# EXERCISE DIRECTIONS:
Retype every one of the rows below word for word, leaving out the pictures.
=====
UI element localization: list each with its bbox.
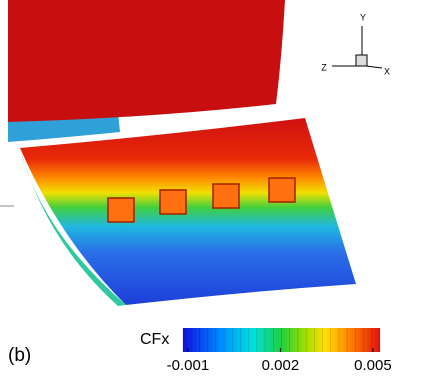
panel-label: (b) — [8, 345, 31, 366]
colorbar-tick-label: -0.001 — [167, 357, 210, 374]
patches — [107, 177, 296, 223]
axes-triad — [332, 26, 383, 69]
colorbar-tick-label: 0.002 — [262, 357, 300, 374]
axis-y: Y — [360, 12, 366, 22]
colorbar-title: CFx — [140, 331, 169, 348]
lower-surface — [20, 118, 356, 305]
axis-x: X — [384, 66, 390, 76]
colorbar-tick-label: 0.005 — [354, 357, 392, 374]
axis-z: Z — [321, 62, 327, 72]
upper-surface — [8, 0, 285, 122]
colorbar — [183, 328, 380, 352]
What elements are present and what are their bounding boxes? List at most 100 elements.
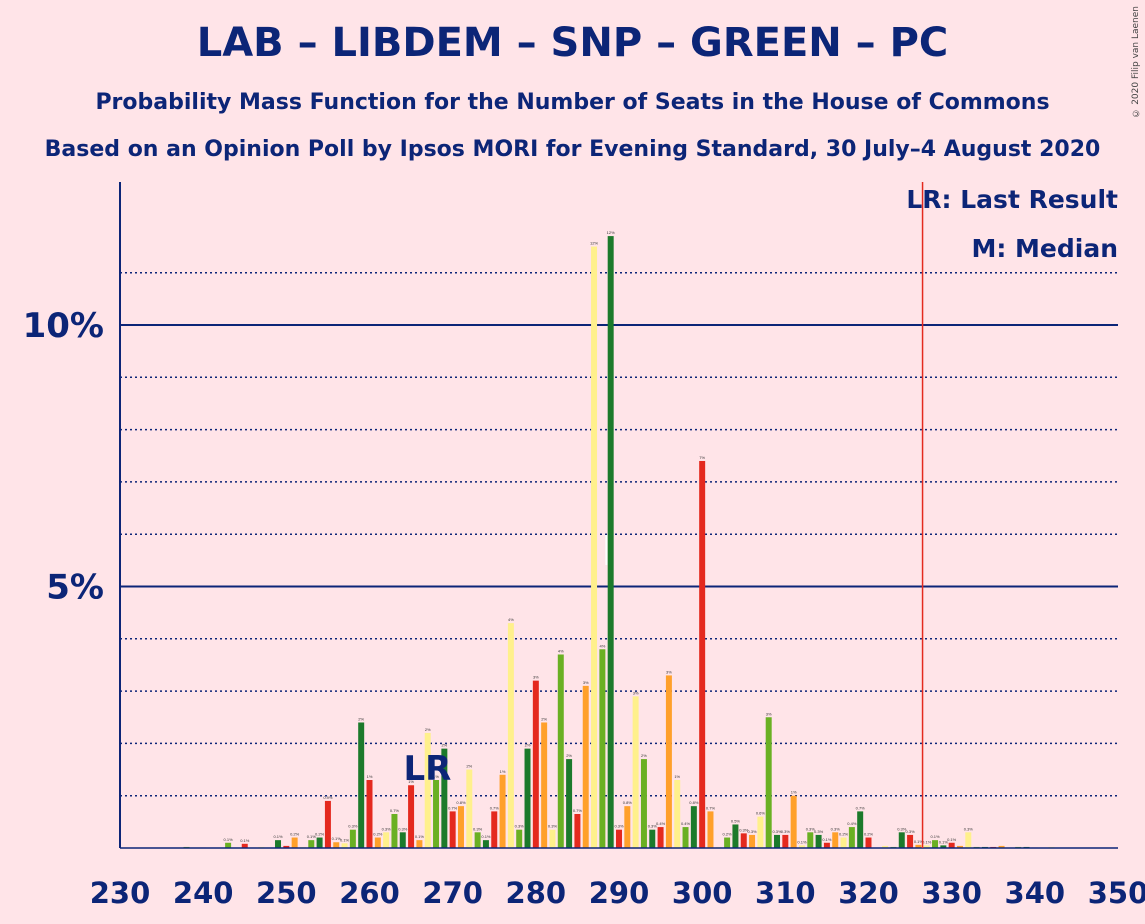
bar-seat-303 (724, 837, 731, 848)
bar-seat-258 (349, 829, 356, 848)
bar-seat-292 (632, 696, 639, 848)
bar-label-299: 0.8% (689, 800, 699, 805)
bar-label-268: 1% (433, 774, 439, 779)
bar-label-314: 0.3% (814, 829, 824, 834)
bar-label-253: 0.1% (307, 834, 317, 839)
bar-seat-289 (607, 236, 614, 849)
bar-seat-269 (441, 748, 448, 848)
bar-label-287: 12% (590, 241, 598, 246)
bar-label-291: 0.8% (623, 800, 633, 805)
bar-seat-327 (923, 845, 930, 848)
bar-label-275: 0.7% (490, 805, 500, 810)
bar-label-307: 0.6% (756, 811, 766, 816)
bar-seat-296 (665, 675, 672, 848)
bar-label-301: 0.7% (706, 805, 716, 810)
bar-label-261: 0.2% (373, 832, 383, 837)
bar-seat-251 (291, 837, 298, 848)
bar-label-274: 0.1% (481, 834, 491, 839)
bar-label-270: 0.7% (448, 805, 458, 810)
bar-seat-261 (374, 837, 381, 848)
bar-label-285: 0.7% (573, 808, 583, 813)
legend-median: M: Median (971, 234, 1118, 263)
bar-seat-250 (283, 845, 290, 848)
bar-seat-326 (915, 844, 922, 848)
bar-seat-265 (408, 785, 415, 848)
bar-seat-325 (907, 834, 914, 848)
bar-seat-305 (740, 833, 747, 848)
bar-seat-263 (391, 814, 398, 848)
bar-label-264: 0.3% (398, 826, 408, 831)
bar-seat-298 (682, 827, 689, 848)
bar-seat-304 (732, 824, 739, 848)
bar-seat-336 (998, 845, 1005, 848)
bar-label-283: 4% (558, 648, 564, 653)
bar-label-318: 0.4% (847, 821, 857, 826)
bar-label-277: 4% (508, 617, 514, 622)
bar-label-262: 0.3% (382, 826, 392, 831)
bar-label-310: 0.3% (781, 829, 791, 834)
bar-seat-314 (815, 834, 822, 848)
bar-seat-264 (399, 832, 406, 848)
bar-seat-277 (507, 623, 514, 848)
chart-title: LAB – LIBDEM – SNP – GREEN – PC (196, 20, 949, 66)
bar-label-257: 0.1% (340, 837, 350, 842)
bar-seat-319 (857, 811, 864, 848)
x-tick-label: 290 (589, 876, 650, 910)
last-result-marker: LR (403, 749, 451, 789)
x-tick-label: 340 (1005, 876, 1066, 910)
bar-seat-287 (591, 246, 598, 849)
bar-label-259: 2% (358, 716, 364, 721)
bar-seat-330 (948, 842, 955, 848)
bar-label-295: 0.4% (656, 821, 666, 826)
bar-seat-276 (499, 774, 506, 848)
bar-seat-301 (707, 811, 714, 848)
bar-label-315: 0.1% (822, 837, 832, 842)
bar-label-332: 0.3% (964, 826, 974, 831)
bar-label-297: 1% (674, 774, 680, 779)
bar-seat-306 (749, 834, 756, 848)
bar-label-312: 0.1% (797, 839, 807, 844)
bar-seat-295 (657, 827, 664, 848)
bar-seat-324 (898, 832, 905, 848)
bar-seat-278 (516, 829, 523, 848)
bar-label-254: 0.2% (315, 832, 325, 837)
bar-seat-307 (757, 816, 764, 848)
bar-seat-249 (275, 840, 282, 848)
bar-label-319: 0.7% (856, 805, 866, 810)
x-tick-label: 270 (422, 876, 483, 910)
bar-label-325: 0.3% (906, 829, 916, 834)
bar-seat-260 (366, 780, 373, 848)
axes: 5% 10% 230 240 250 260 270 280 290 300 310 320 330 34… (23, 182, 1145, 910)
bar-seat-329 (940, 845, 947, 848)
bar-label-263: 0.7% (390, 808, 400, 813)
bar-label-320: 0.2% (864, 832, 874, 837)
bar-label-256: 0.1% (332, 836, 342, 841)
bar-seat-316 (832, 832, 839, 848)
bar-seat-317 (840, 837, 847, 848)
x-tick-label: 280 (506, 876, 567, 910)
bar-label-280: 3% (533, 675, 539, 680)
x-tick-label: 310 (755, 876, 816, 910)
bar-label-300: 7% (699, 455, 705, 460)
bar-label-255: 0.9% (323, 795, 333, 800)
grid-lines (120, 271, 1118, 797)
bar-seat-284 (566, 759, 573, 848)
bar-label-286: 3% (583, 680, 589, 685)
bar-label-328: 0.1% (930, 834, 940, 839)
bar-label-317: 0.2% (839, 832, 849, 837)
bar-seat-299 (690, 806, 697, 848)
x-tick-label: 320 (838, 876, 899, 910)
bar-seat-293 (640, 759, 647, 848)
bar-label-306: 0.3% (748, 829, 758, 834)
bar-label-258: 0.3% (348, 824, 358, 829)
bar-seat-322 (882, 845, 889, 848)
bar-seat-257 (341, 843, 348, 848)
x-tick-label: 330 (921, 876, 982, 910)
bar-label-265: 1% (408, 779, 414, 784)
bar-label-245: 0.1% (240, 838, 250, 843)
bar-seat-256 (333, 842, 340, 848)
bar-label-281: 2% (541, 716, 547, 721)
bar-label-296: 3% (666, 669, 672, 674)
bar-seat-243 (225, 842, 232, 848)
bar-label-293: 2% (641, 753, 647, 758)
=====
# RESULT OF THIS TASK:
UI element localization: list each with its bbox.
panel-label: (b) — [8, 345, 31, 366]
colorbar-tick-label: -0.001 — [167, 357, 210, 374]
patches — [107, 177, 296, 223]
axes-triad — [332, 26, 383, 69]
colorbar-tick-label: 0.002 — [262, 357, 300, 374]
axis-y: Y — [360, 12, 366, 22]
colorbar-title: CFx — [140, 331, 169, 348]
lower-surface — [20, 118, 356, 305]
axis-x: X — [384, 66, 390, 76]
colorbar-tick-label: 0.005 — [354, 357, 392, 374]
axis-z: Z — [321, 62, 327, 72]
upper-surface — [8, 0, 285, 122]
colorbar — [183, 328, 380, 352]
What elements are present and what are their bounding boxes? List at most 100 elements.
bar-seat-303 (724, 837, 731, 848)
bar-seat-258 (349, 829, 356, 848)
bar-seat-292 (632, 696, 639, 848)
bar-label-299: 0.8% (689, 800, 699, 805)
bar-label-268: 1% (433, 774, 439, 779)
bar-label-314: 0.3% (814, 829, 824, 834)
bar-label-253: 0.1% (307, 834, 317, 839)
bar-seat-289 (607, 236, 614, 849)
bar-seat-269 (441, 748, 448, 848)
bar-label-287: 12% (590, 241, 598, 246)
bar-label-291: 0.8% (623, 800, 633, 805)
bar-seat-327 (923, 845, 930, 848)
bar-label-275: 0.7% (490, 805, 500, 810)
bar-label-307: 0.6% (756, 811, 766, 816)
bar-seat-296 (665, 675, 672, 848)
bar-label-301: 0.7% (706, 805, 716, 810)
bar-label-261: 0.2% (373, 832, 383, 837)
bar-seat-251 (291, 837, 298, 848)
bar-label-274: 0.1% (481, 834, 491, 839)
bar-label-270: 0.7% (448, 805, 458, 810)
bar-seat-261 (374, 837, 381, 848)
bar-label-285: 0.7% (573, 808, 583, 813)
legend-median: M: Median (971, 234, 1118, 263)
bar-seat-250 (283, 845, 290, 848)
bar-seat-326 (915, 844, 922, 848)
bar-seat-265 (408, 785, 415, 848)
bar-seat-325 (907, 834, 914, 848)
bar-seat-305 (740, 833, 747, 848)
bar-seat-263 (391, 814, 398, 848)
bar-label-264: 0.3% (398, 826, 408, 831)
bar-seat-298 (682, 827, 689, 848)
bar-seat-304 (732, 824, 739, 848)
bar-seat-336 (998, 845, 1005, 848)
bar-label-283: 4% (558, 648, 564, 653)
bar-label-318: 0.4% (847, 821, 857, 826)
bar-label-277: 4% (508, 617, 514, 622)
bar-label-262: 0.3% (382, 826, 392, 831)
bar-label-310: 0.3% (781, 829, 791, 834)
bar-seat-314 (815, 834, 822, 848)
bar-seat-264 (399, 832, 406, 848)
bar-seat-277 (507, 623, 514, 848)
chart-title: LAB – LIBDEM – SNP – GREEN – PC (196, 20, 949, 66)
bar-label-257: 0.1% (340, 837, 350, 842)
bar-seat-319 (857, 811, 864, 848)
x-tick-label: 290 (589, 876, 650, 910)
last-result-marker: LR (403, 749, 451, 789)
x-tick-label: 340 (1005, 876, 1066, 910)
bar-seat-287 (591, 246, 598, 849)
bar-label-259: 2% (358, 716, 364, 721)
bar-seat-330 (948, 842, 955, 848)
bar-label-295: 0.4% (656, 821, 666, 826)
bar-seat-276 (499, 774, 506, 848)
bar-seat-301 (707, 811, 714, 848)
bar-label-315: 0.1% (822, 837, 832, 842)
bar-label-332: 0.3% (964, 826, 974, 831)
bar-label-297: 1% (674, 774, 680, 779)
bar-seat-306 (749, 834, 756, 848)
bar-label-312: 0.1% (797, 839, 807, 844)
bar-seat-295 (657, 827, 664, 848)
bar-seat-324 (898, 832, 905, 848)
bar-seat-278 (516, 829, 523, 848)
bar-label-254: 0.2% (315, 832, 325, 837)
bar-seat-307 (757, 816, 764, 848)
bar-seat-249 (275, 840, 282, 848)
bar-label-319: 0.7% (856, 805, 866, 810)
x-tick-label: 270 (422, 876, 483, 910)
bar-label-325: 0.3% (906, 829, 916, 834)
bar-seat-260 (366, 780, 373, 848)
axes: 5% 10% 230 240 250 260 270 280 290 300 310 320 330 34… (23, 182, 1145, 910)
bar-seat-329 (940, 845, 947, 848)
bar-label-263: 0.7% (390, 808, 400, 813)
bar-label-320: 0.2% (864, 832, 874, 837)
bar-label-256: 0.1% (332, 836, 342, 841)
bar-seat-316 (832, 832, 839, 848)
bar-seat-317 (840, 837, 847, 848)
x-tick-label: 280 (506, 876, 567, 910)
bar-label-280: 3% (533, 675, 539, 680)
x-tick-label: 310 (755, 876, 816, 910)
bar-label-300: 7% (699, 455, 705, 460)
bar-label-255: 0.9% (323, 795, 333, 800)
grid-lines (120, 271, 1118, 797)
bar-seat-284 (566, 759, 573, 848)
bar-label-286: 3% (583, 680, 589, 685)
bar-label-328: 0.1% (930, 834, 940, 839)
bar-label-317: 0.2% (839, 832, 849, 837)
bar-seat-299 (690, 806, 697, 848)
x-tick-label: 320 (838, 876, 899, 910)
bar-seat-293 (640, 759, 647, 848)
bar-label-306: 0.3% (748, 829, 758, 834)
bar-label-258: 0.3% (348, 824, 358, 829)
bar-seat-322 (882, 845, 889, 848)
bar-seat-257 (341, 843, 348, 848)
x-tick-label: 330 (921, 876, 982, 910)
bar-label-265: 1% (408, 779, 414, 784)
bar-label-245: 0.1% (240, 838, 250, 843)
bar-seat-256 (333, 842, 340, 848)
bar-label-281: 2% (541, 716, 547, 721)
bar-label-296: 3% (666, 669, 672, 674)
bar-seat-243 (225, 842, 232, 848)
bar-label-293: 2% (641, 753, 647, 758)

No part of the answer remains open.